[Problema assegnato 1] Nell'articolo su Valeria Bruni Tedeschi, in quale luogo si è tenuta la masterclass dell'attrice?

Rendez-vous: Valeria Bruni Tedeschi e il suo sogno di lavorare con Woody Allen

Che il cinema francese, al contrario di quello italiano, trabocchi di femminilità è un dato di fatto. A conferma di ciò basti pensare alla numerosa schiera di attrici, registe e sceneggiatrici che con i loro lavori regalano ogni anno al Paese transalpino grandi successi sia di pubblico che di critica. Viste tali premesse, non ci si stupisce che l’ottava edizione del Festival Rendez-Vous abbia scelto di rendere omaggio a una donna: Valeria Bruni Tedeschi. Il compito di aprire le danze di questa imperdibile kermesse cinematografica è spettato infatti proprio all’attrice torinese classe 1964, trasferitasi all’età di nove anni in Francia, che con una masterclass tenutasi presso la Casa del Cinema di Roma ha incantato l’intera platea.

Negli oltre ottanta film interpretati, la Bruni Tedeschi ha raccontato solitudini e fragilità di donne inquiete e tormentate, sensibili e incredibilmente umane: animi femminili complessi e dotati di mille sfumature. Ma quanto ha influito nel suo lavoro il sentirsi tanto francese quanto italiana? E’ difficile dire se cinematograficamente mi senta più italiana o francese – afferma la Bruni Tedeschi –, perché nonostante abbia trascorso in Italia soltanto i miei primi nove anni di vita, ritengo che l’infanzia sia il momento più importante per la formazione di una persona. Non ho mai scordato inoltre le mie origini, dato che pur vivendo a Parigi sono rimasta sempre avvolta in un’atmosfera molto italiana. Credo che l’appartenere a due diversi Paesi possa considerarsi una ricchezza, anche per quanto riguarda il mio lavoro. Quando ad esempio recito in lingua italiana, mi accorgo che il mio corpo e le mie emozioni assumono contorni differenti rispetto a quando interpreto un personaggio che parla in francese, tanto che a volte ho la sensazione che in me vivano due attrici e non una soltanto. Ma il bello è che cerco in ogni momento di trovare la mia identità tra queste due differenti culture. ”.

Voci archiviate

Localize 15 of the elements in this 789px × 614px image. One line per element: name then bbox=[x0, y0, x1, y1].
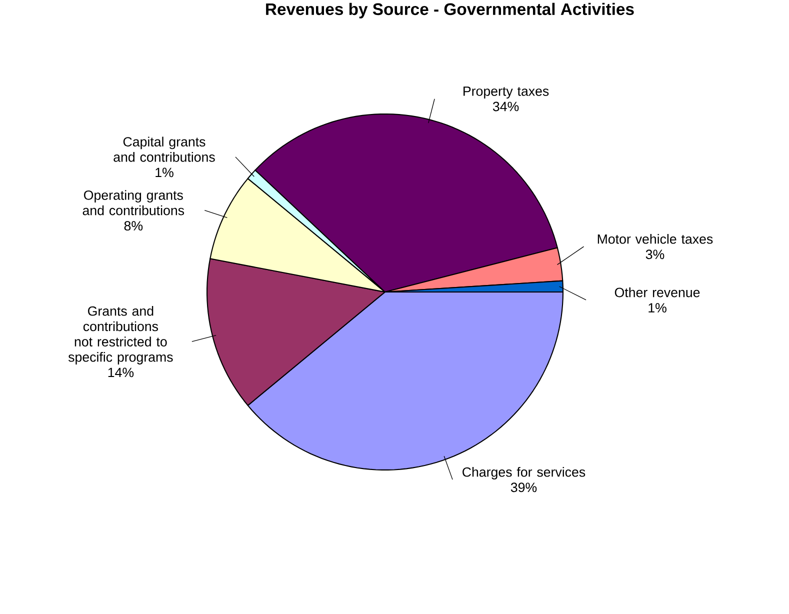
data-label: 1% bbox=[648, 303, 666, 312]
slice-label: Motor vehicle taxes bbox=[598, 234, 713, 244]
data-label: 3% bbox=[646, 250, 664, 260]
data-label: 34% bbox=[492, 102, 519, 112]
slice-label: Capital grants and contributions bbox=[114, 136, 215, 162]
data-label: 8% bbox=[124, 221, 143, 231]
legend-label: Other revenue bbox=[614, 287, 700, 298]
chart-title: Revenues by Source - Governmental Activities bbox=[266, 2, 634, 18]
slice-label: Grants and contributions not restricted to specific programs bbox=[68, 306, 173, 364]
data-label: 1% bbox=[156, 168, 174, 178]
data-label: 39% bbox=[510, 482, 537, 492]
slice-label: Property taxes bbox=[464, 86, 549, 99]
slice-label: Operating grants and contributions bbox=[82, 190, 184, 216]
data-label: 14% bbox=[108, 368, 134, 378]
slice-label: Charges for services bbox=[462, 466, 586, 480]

[Problema assegnato 2] Ricopia le voci dall'inizio fino alla riga che contiene "slice-label: Capital grants", inclusa, tralasciando le immagini.

[Soluzione del problema 1] Presso la Casa del Cinema di Roma.

[Soluzione del problema 2]
Localize 15 of the elements in this 789px × 614px image. One line per element: name then bbox=[x0, y0, x1, y1].
data-label: 1% bbox=[648, 303, 666, 312]
slice-label: Motor vehicle taxes bbox=[598, 234, 713, 244]
data-label: 3% bbox=[646, 250, 664, 260]
data-label: 34% bbox=[492, 102, 519, 112]
slice-label: Capital grants and contributions bbox=[114, 136, 215, 162]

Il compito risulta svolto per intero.